### [GOAL]
Gather all lines in the entries that include the word "information".

[Start SOURCE RECORDS]

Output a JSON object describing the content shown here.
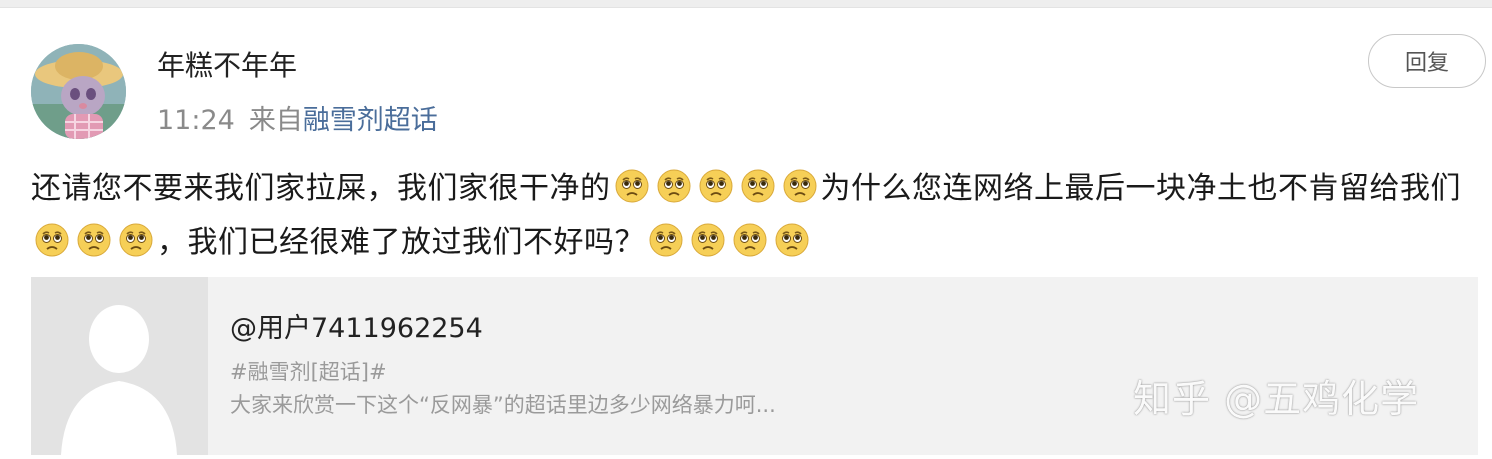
{
  "post": {
    "username": "年糕不年年",
    "time": "11:24",
    "source_prefix": "来自",
    "source_link": "融雪剂超话",
    "reply_button": "回复",
    "avatar_icon": "cartoon-rabbit-avatar",
    "content": {
      "part1": "还请您不要来我们家拉屎，我们家很干净的",
      "part2": "为什么您连网络上最后一块净土也不肯留给我们",
      "part3": "，我们已经很难了放过我们不好吗？",
      "emoji_name": "pitiful-face-emoji"
    }
  },
  "repost_card": {
    "title": "@用户7411962254",
    "tag": "#融雪剂[超话]#",
    "description": "大家来欣赏一下这个“反网暴”的超话里边多少网络暴力呵...",
    "thumbnail_icon": "default-user-silhouette-icon"
  },
  "watermark": "知乎 @五鸡化学",
  "colors": {
    "link": "#4a6d9a",
    "meta_text": "#8a8a8a",
    "card_bg": "#f2f2f2",
    "emoji_face": "#f6cf57"
  }
}
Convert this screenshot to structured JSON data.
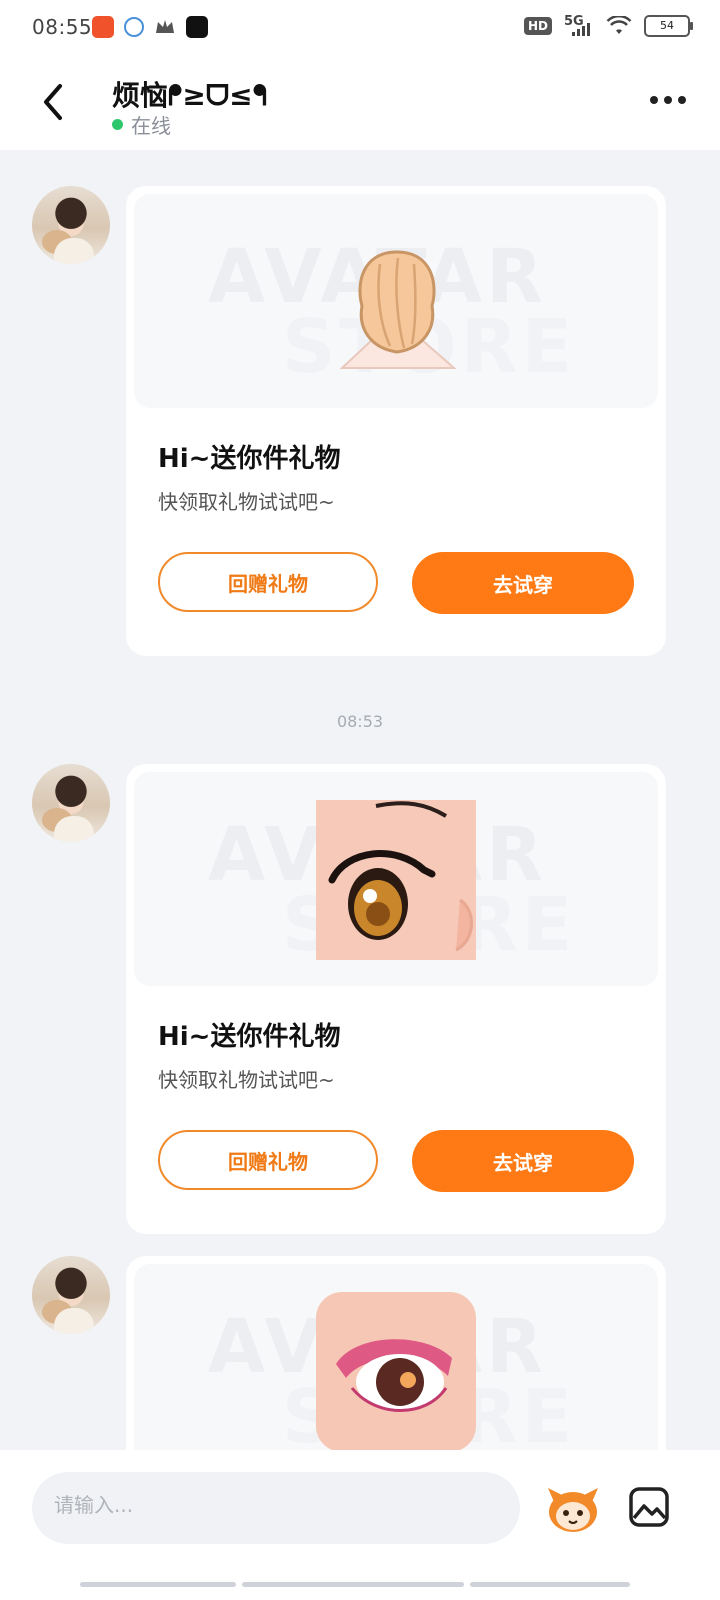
{
  "status_bar": {
    "time": "08:55",
    "network": "5G",
    "hd": "HD",
    "battery": "54"
  },
  "header": {
    "contact_name": "烦恼ᖰ≥ᗜ≤ᖳ",
    "status": "在线"
  },
  "messages": [
    {
      "timestamp": "",
      "title": "Hi~送你件礼物",
      "subtitle": "快领取礼物试试吧~",
      "btn_return": "回赠礼物",
      "btn_try": "去试穿",
      "preview_item": "hair-item"
    },
    {
      "timestamp": "08:53",
      "title": "Hi~送你件礼物",
      "subtitle": "快领取礼物试试吧~",
      "btn_return": "回赠礼物",
      "btn_try": "去试穿",
      "preview_item": "eye-item"
    },
    {
      "timestamp": "",
      "preview_item": "eye-makeup-item"
    }
  ],
  "watermark": {
    "line1": "AVATAR",
    "line2": "STORE"
  },
  "input": {
    "placeholder": "请输入..."
  },
  "colors": {
    "accent": "#ff7a14",
    "online": "#2fc76d",
    "background": "#f1f3f6"
  }
}
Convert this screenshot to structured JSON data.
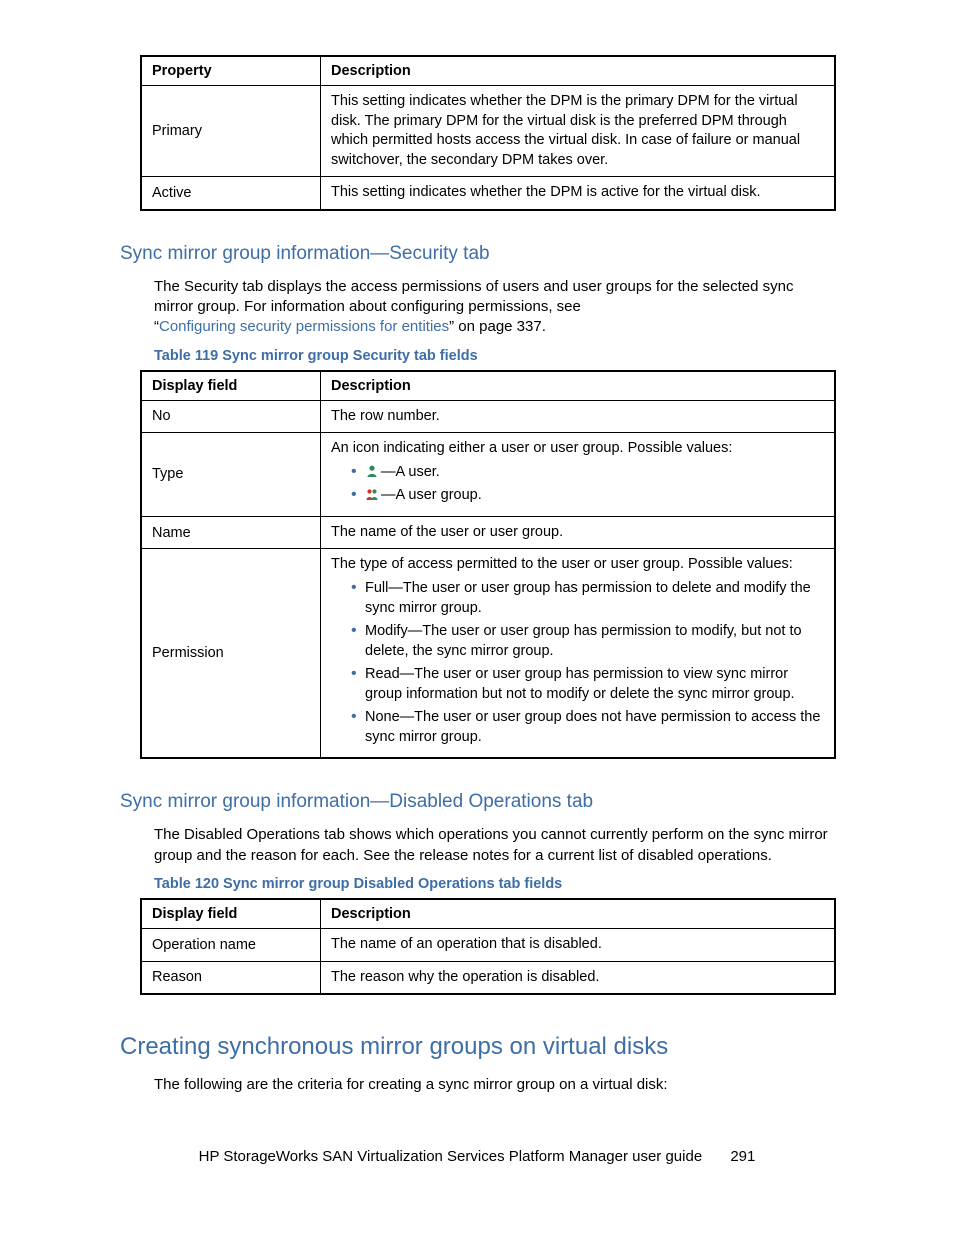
{
  "table118": {
    "headers": {
      "property": "Property",
      "description": "Description"
    },
    "rows": [
      {
        "property": "Primary",
        "description": "This setting indicates whether the DPM is the primary DPM for the virtual disk. The primary DPM for the virtual disk is the preferred DPM through which permitted hosts access the virtual disk. In case of failure or manual switchover, the secondary DPM takes over."
      },
      {
        "property": "Active",
        "description": "This setting indicates whether the DPM is active for the virtual disk."
      }
    ]
  },
  "section_security": {
    "heading": "Sync mirror group information—Security tab",
    "para": "The Security tab displays the access permissions of users and user groups for the selected sync mirror group. For information about configuring permissions, see",
    "link_text": "Configuring security permissions for entities",
    "link_tail": " on page 337.",
    "open_quote": "“",
    "close_quote": "”",
    "table_caption": "Table 119 Sync mirror group Security tab fields"
  },
  "table119": {
    "headers": {
      "display_field": "Display field",
      "description": "Description"
    },
    "rows": {
      "no": {
        "field": "No",
        "desc": "The row number."
      },
      "type": {
        "field": "Type",
        "intro": "An icon indicating either a user or user group. Possible values:",
        "user_text": "—A user.",
        "group_text": "—A user group."
      },
      "name": {
        "field": "Name",
        "desc": "The name of the user or user group."
      },
      "permission": {
        "field": "Permission",
        "intro": "The type of access permitted to the user or user group. Possible values:",
        "items": {
          "full": "Full—The user or user group has permission to delete and modify the sync mirror group.",
          "modify": "Modify—The user or user group has permission to modify, but not to delete, the sync mirror group.",
          "read": "Read—The user or user group has permission to view sync mirror group information but not to modify or delete the sync mirror group.",
          "none": "None—The user or user group does not have permission to access the sync mirror group."
        }
      }
    }
  },
  "section_disabled": {
    "heading": "Sync mirror group information—Disabled Operations tab",
    "para": "The Disabled Operations tab shows which operations you cannot currently perform on the sync mirror group and the reason for each. See the release notes for a current list of disabled operations.",
    "table_caption": "Table 120 Sync mirror group Disabled Operations tab fields"
  },
  "table120": {
    "headers": {
      "display_field": "Display field",
      "description": "Description"
    },
    "rows": [
      {
        "field": "Operation name",
        "desc": "The name of an operation that is disabled."
      },
      {
        "field": "Reason",
        "desc": "The reason why the operation is disabled."
      }
    ]
  },
  "section_creating": {
    "heading": "Creating synchronous mirror groups on virtual disks",
    "para": "The following are the criteria for creating a sync mirror group on a virtual disk:"
  },
  "footer": {
    "title": "HP StorageWorks SAN Virtualization Services Platform Manager user guide",
    "page": "291"
  }
}
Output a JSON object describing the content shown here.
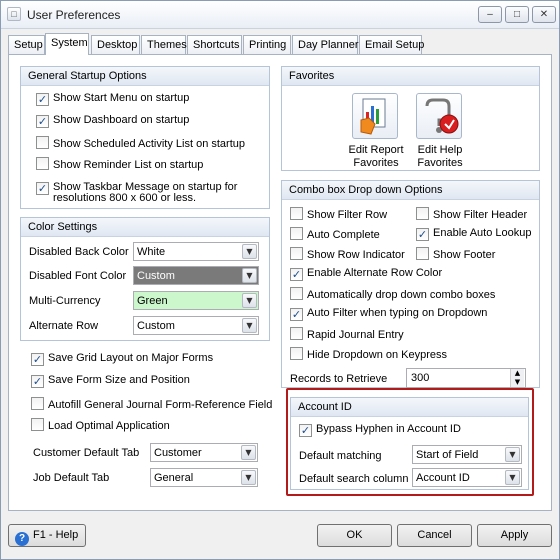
{
  "window": {
    "title": "User Preferences",
    "buttons": {
      "minimize": "–",
      "maximize": "□",
      "close": "✕"
    }
  },
  "tabs": [
    "Setup",
    "System",
    "Desktop",
    "Themes",
    "Shortcuts",
    "Printing",
    "Day Planner",
    "Email Setup"
  ],
  "active_tab": "System",
  "general_startup": {
    "header": "General Startup Options",
    "items": [
      {
        "label": "Show Start Menu on startup",
        "checked": true
      },
      {
        "label": "Show Dashboard on startup",
        "checked": true
      },
      {
        "label": "Show Scheduled Activity List on startup",
        "checked": false
      },
      {
        "label": "Show Reminder List on startup",
        "checked": false
      },
      {
        "label": "Show Taskbar Message on startup for",
        "label2": "resolutions 800 x 600 or less.",
        "checked": true
      }
    ]
  },
  "color_settings": {
    "header": "Color Settings",
    "rows": [
      {
        "label": "Disabled Back Color",
        "value": "White",
        "bg": "#ffffff",
        "fg": "#000000"
      },
      {
        "label": "Disabled Font Color",
        "value": "Custom",
        "bg": "#7a7a7a",
        "fg": "#ffffff"
      },
      {
        "label": "Multi-Currency",
        "value": "Green",
        "bg": "#ccf7cc",
        "fg": "#000000"
      },
      {
        "label": "Alternate Row",
        "value": "Custom",
        "bg": "#ffffff",
        "fg": "#000000"
      }
    ]
  },
  "grid_options": [
    {
      "label": "Save Grid Layout on Major Forms",
      "checked": true
    },
    {
      "label": "Save Form Size and Position",
      "checked": true
    },
    {
      "label": "Autofill General Journal Form-Reference Field",
      "checked": false
    },
    {
      "label": "Load Optimal Application",
      "checked": false
    }
  ],
  "default_tabs": [
    {
      "label": "Customer Default Tab",
      "value": "Customer"
    },
    {
      "label": "Job Default Tab",
      "value": "General"
    }
  ],
  "favorites": {
    "header": "Favorites",
    "items": [
      {
        "label1": "Edit Report",
        "label2": "Favorites",
        "icon": "report-favorites-icon"
      },
      {
        "label1": "Edit Help",
        "label2": "Favorites",
        "icon": "help-favorites-icon"
      }
    ]
  },
  "combo_options": {
    "header": "Combo box Drop down Options",
    "left": [
      {
        "label": "Show Filter Row",
        "checked": false
      },
      {
        "label": "Auto Complete",
        "checked": false
      },
      {
        "label": "Show Row Indicator",
        "checked": false
      }
    ],
    "right": [
      {
        "label": "Show Filter Header",
        "checked": false
      },
      {
        "label": "Enable Auto Lookup",
        "checked": true
      },
      {
        "label": "Show Footer",
        "checked": false
      }
    ],
    "full": [
      {
        "label": "Enable Alternate Row Color",
        "checked": true
      },
      {
        "label": "Automatically drop down combo boxes",
        "checked": false
      },
      {
        "label": "Auto Filter when typing on Dropdown",
        "checked": true
      },
      {
        "label": "Rapid Journal Entry",
        "checked": false
      },
      {
        "label": "Hide Dropdown on Keypress",
        "checked": false
      }
    ],
    "records_label": "Records to Retrieve",
    "records_value": "300"
  },
  "account_id": {
    "header": "Account ID",
    "bypass": {
      "label": "Bypass Hyphen in Account ID",
      "checked": true
    },
    "matching_label": "Default matching",
    "matching_value": "Start of Field",
    "search_label": "Default search column",
    "search_value": "Account ID"
  },
  "footer": {
    "help": "F1 - Help",
    "ok": "OK",
    "cancel": "Cancel",
    "apply": "Apply"
  },
  "colors": {
    "highlight": "#b31b1b",
    "accent": "#dfe7f2"
  }
}
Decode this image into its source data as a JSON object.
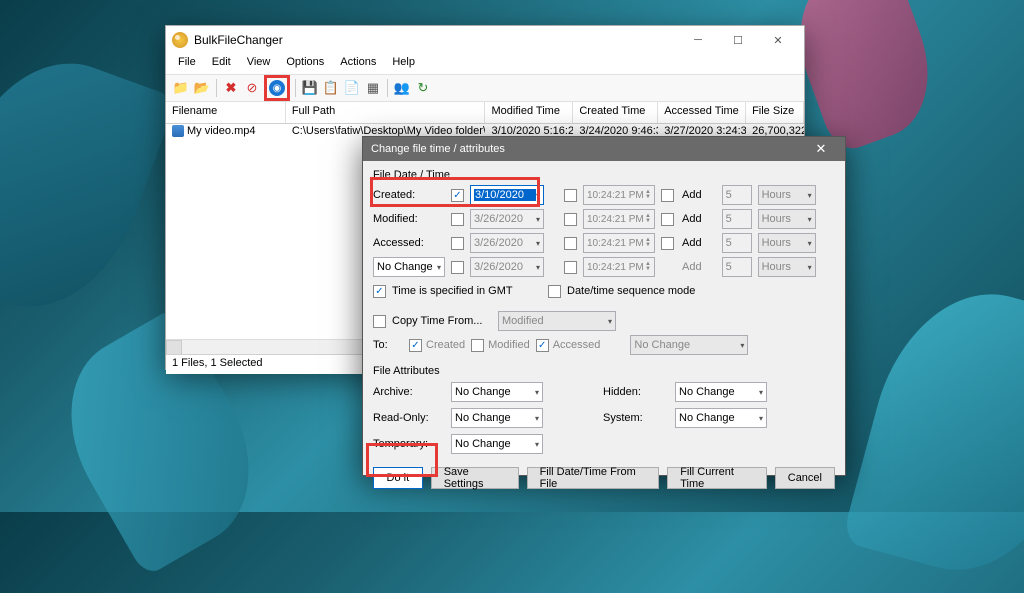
{
  "main_window": {
    "title": "BulkFileChanger",
    "menu": [
      "File",
      "Edit",
      "View",
      "Options",
      "Actions",
      "Help"
    ],
    "columns": {
      "filename": "Filename",
      "fullpath": "Full Path",
      "modified": "Modified Time",
      "created": "Created Time",
      "accessed": "Accessed Time",
      "filesize": "File Size"
    },
    "rows": [
      {
        "filename": "My video.mp4",
        "fullpath": "C:\\Users\\fatiw\\Desktop\\My Video folder\\M...",
        "modified": "3/10/2020 5:16:2...",
        "created": "3/24/2020 9:46:3...",
        "accessed": "3/27/2020 3:24:3...",
        "filesize": "26,700,322"
      }
    ],
    "status": "1 Files, 1 Selected"
  },
  "dialog": {
    "title": "Change file time / attributes",
    "group_datetime": "File Date / Time",
    "labels": {
      "created": "Created:",
      "modified": "Modified:",
      "accessed": "Accessed:",
      "add": "Add",
      "hours": "Hours",
      "gmt": "Time is specified in GMT",
      "sequence": "Date/time sequence mode",
      "copy_from": "Copy Time From...",
      "to": "To:",
      "to_created": "Created",
      "to_modified": "Modified",
      "to_accessed": "Accessed",
      "no_change": "No Change",
      "modified_opt": "Modified"
    },
    "values": {
      "created_date": "3/10/2020",
      "modified_date": "3/26/2020",
      "accessed_date": "3/26/2020",
      "nochange_date": "3/26/2020",
      "time": "10:24:21 PM",
      "add_num": "5"
    },
    "group_attrs": "File Attributes",
    "attrs": {
      "archive": "Archive:",
      "readonly": "Read-Only:",
      "temporary": "Temporary:",
      "hidden": "Hidden:",
      "system": "System:",
      "no_change": "No Change"
    },
    "buttons": {
      "doit": "Do it",
      "save": "Save Settings",
      "fill_file": "Fill Date/Time From File",
      "fill_current": "Fill Current Time",
      "cancel": "Cancel"
    }
  }
}
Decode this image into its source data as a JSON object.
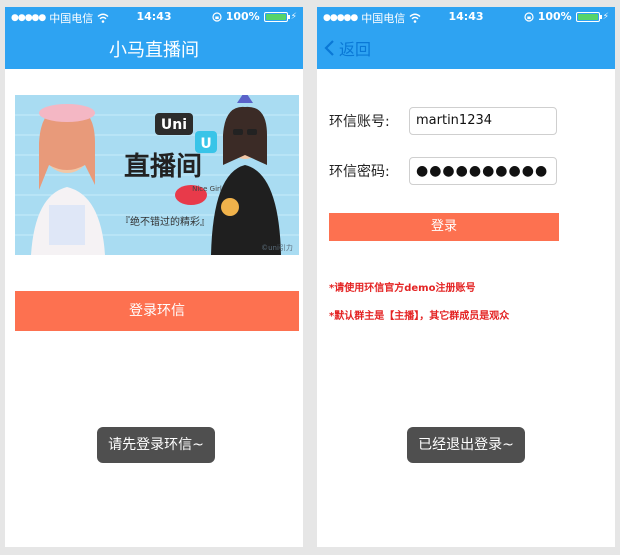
{
  "status_bar": {
    "signal_dots": "●●●●●",
    "carrier": "中国电信",
    "time": "14:43",
    "battery_percent": "100%",
    "battery_level": 1.0
  },
  "left_screen": {
    "title": "小马直播间",
    "banner": {
      "brand_text": "Uni",
      "headline": "直播间",
      "tagline": "『绝不错过的精彩』",
      "badge": "Nice Girl",
      "watermark": "©uni引力"
    },
    "login_button_label": "登录环信",
    "toast": "请先登录环信~"
  },
  "right_screen": {
    "back_label": "返回",
    "account_label": "环信账号:",
    "account_value": "martin1234",
    "password_label": "环信密码:",
    "password_mask": "●●●●●●●●●●",
    "login_button_label": "登录",
    "note_1": "*请使用环信官方demo注册账号",
    "note_2": "*默认群主是【主播】，其它群成员是观众",
    "toast": "已经退出登录~"
  },
  "colors": {
    "nav": "#2ea3f2",
    "button": "#fd7150",
    "warning": "#e42424"
  }
}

[End SOURCE RECORDS]

### [ANSWER TO THE PROBLEM]
    "heading": "Sync mirror group information—Security tab",
    "para": "The Security tab displays the access permissions of users and user groups for the selected sync mirror group. For information about configuring permissions, see",
          "read": "Read—The user or user group has permission to view sync mirror group information but not to modify or delete the sync mirror group.",
    "heading": "Sync mirror group information—Disabled Operations tab",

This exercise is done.